(Recorded data)
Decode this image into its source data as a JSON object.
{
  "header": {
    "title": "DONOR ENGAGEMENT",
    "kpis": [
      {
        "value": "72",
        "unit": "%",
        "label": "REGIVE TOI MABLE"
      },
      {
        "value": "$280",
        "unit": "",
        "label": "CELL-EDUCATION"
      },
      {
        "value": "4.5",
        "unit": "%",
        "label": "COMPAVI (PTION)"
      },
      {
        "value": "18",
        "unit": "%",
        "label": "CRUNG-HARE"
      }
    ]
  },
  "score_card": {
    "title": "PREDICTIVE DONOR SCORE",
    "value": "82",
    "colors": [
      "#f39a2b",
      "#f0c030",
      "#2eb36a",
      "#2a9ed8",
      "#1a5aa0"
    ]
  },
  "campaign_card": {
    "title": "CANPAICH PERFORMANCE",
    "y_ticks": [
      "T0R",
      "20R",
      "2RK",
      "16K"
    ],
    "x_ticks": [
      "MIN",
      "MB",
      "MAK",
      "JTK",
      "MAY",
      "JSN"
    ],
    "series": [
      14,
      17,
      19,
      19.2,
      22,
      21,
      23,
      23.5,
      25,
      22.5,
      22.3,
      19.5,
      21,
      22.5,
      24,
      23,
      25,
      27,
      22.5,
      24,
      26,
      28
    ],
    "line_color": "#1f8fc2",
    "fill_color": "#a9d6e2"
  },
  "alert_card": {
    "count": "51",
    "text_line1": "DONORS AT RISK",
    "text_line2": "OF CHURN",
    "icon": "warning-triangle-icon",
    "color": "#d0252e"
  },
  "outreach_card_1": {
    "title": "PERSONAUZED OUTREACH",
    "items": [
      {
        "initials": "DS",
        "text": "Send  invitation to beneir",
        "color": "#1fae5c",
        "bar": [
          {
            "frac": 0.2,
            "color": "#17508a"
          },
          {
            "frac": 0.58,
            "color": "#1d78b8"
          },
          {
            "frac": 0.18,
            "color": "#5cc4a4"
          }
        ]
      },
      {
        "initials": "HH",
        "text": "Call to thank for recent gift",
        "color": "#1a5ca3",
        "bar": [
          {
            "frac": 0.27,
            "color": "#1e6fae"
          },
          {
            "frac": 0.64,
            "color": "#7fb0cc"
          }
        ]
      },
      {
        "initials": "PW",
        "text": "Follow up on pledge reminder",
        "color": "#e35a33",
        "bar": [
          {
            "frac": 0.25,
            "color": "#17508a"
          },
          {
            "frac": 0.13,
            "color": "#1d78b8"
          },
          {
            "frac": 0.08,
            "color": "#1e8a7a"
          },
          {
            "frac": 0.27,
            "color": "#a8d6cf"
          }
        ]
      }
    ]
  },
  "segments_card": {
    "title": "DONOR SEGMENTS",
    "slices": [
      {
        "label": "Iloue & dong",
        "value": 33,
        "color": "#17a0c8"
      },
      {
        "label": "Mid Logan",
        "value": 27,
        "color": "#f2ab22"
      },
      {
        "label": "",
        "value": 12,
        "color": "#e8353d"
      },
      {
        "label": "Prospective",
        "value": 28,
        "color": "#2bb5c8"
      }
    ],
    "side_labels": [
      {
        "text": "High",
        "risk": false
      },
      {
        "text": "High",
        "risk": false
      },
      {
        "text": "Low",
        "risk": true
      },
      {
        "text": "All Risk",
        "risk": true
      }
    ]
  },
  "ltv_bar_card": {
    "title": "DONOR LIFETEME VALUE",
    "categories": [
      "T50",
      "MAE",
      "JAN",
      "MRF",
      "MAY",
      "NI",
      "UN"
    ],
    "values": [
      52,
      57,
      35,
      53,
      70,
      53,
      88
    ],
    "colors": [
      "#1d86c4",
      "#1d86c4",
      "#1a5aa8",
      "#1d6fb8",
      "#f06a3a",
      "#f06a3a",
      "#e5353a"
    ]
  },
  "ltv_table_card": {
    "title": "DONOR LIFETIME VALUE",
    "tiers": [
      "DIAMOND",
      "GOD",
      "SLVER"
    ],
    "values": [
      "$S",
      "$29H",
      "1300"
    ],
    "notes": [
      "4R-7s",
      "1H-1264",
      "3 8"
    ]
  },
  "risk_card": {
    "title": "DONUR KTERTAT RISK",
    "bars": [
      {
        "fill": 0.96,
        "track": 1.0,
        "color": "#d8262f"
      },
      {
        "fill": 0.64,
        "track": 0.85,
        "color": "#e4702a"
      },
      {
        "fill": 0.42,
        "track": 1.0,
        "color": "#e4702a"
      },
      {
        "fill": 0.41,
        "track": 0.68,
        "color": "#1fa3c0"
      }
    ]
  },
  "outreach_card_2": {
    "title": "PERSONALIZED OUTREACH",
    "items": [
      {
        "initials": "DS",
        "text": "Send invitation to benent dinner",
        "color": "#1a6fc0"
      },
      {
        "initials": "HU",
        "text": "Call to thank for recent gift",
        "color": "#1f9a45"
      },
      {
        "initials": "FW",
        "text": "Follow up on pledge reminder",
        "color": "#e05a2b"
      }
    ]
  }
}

*Exercise prompt:* Identify and list each line with the word "track".

*Reply to the task:*
        "track": 1.0,
        "track": 0.85,
        "track": 1.0,
        "track": 0.68,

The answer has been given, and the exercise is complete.